TEKS BACAAN –
● ● ●
Selasa, 11 September 2012

APAKAH TASHAWWUF ITU...

Tasawuf adalah jalan untuk mencapai muslim yang ihsan

Firman Allah ta’ala yang artinya,
Inilah ayat-ayat Al Qur’an yang mengandung hikmah, menjadi petunjuk dan rahmat bagi muhsinin (muslim yang ihsan), (yaitu) orang-orang yang mendirikan shalat, menunaikan zakat dan mereka yakin akan adanya negeri akhirat. Mereka itulah orang-orang yang tetap mendapat petunjuk dari Tuhannya dan mereka itulah orang-orang yang beruntung” (QS Lukman [31]:2-5)
”...Sekiranya kalau bukan karena karunia Allah dan rahmat-Nya, niscaya tidak ada seorangpun dari kamu yang bersih (dari perbuatan keji dan mungkar) selama-lamanya, tetapi Allah membersihkan siapa saja yang dikehendaki…” (QS An-Nuur:21)
● ● ●
ENTRI YANG DISEDIAKAN –
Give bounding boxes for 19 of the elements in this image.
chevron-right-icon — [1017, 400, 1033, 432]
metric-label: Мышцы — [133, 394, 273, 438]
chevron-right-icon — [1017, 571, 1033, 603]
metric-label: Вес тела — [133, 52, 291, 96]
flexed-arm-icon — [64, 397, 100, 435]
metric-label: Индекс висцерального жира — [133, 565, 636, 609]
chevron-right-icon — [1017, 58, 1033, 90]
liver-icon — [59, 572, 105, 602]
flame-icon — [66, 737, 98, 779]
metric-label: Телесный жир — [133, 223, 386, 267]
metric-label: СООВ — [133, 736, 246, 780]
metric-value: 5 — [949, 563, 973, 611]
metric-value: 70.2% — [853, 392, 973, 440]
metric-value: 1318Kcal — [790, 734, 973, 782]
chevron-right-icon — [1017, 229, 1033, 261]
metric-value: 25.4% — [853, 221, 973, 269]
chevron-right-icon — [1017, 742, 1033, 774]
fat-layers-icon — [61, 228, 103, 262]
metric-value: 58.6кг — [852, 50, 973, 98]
● ● ●
Kutip dengan tepat bagian teks tentang tasawuf mulai dari "Firman Allah ta’ala" sampai "(QS Lukman [31]:2-5)". Gunakan hanya teks tentang tasawuf sebagai sumber.

JAWABAN LATIHAN –
Firman Allah ta’ala yang artinya,
Inilah ayat-ayat Al Qur’an yang mengandung hikmah, menjadi petunjuk dan rahmat bagi muhsinin (muslim yang ihsan), (yaitu) orang-orang yang mendirikan shalat, menunaikan zakat dan mereka yakin akan adanya negeri akhirat. Mereka itulah orang-orang yang tetap mendapat petunjuk dari Tuhannya dan mereka itulah orang-orang yang beruntung” (QS Lukman [31]:2-5)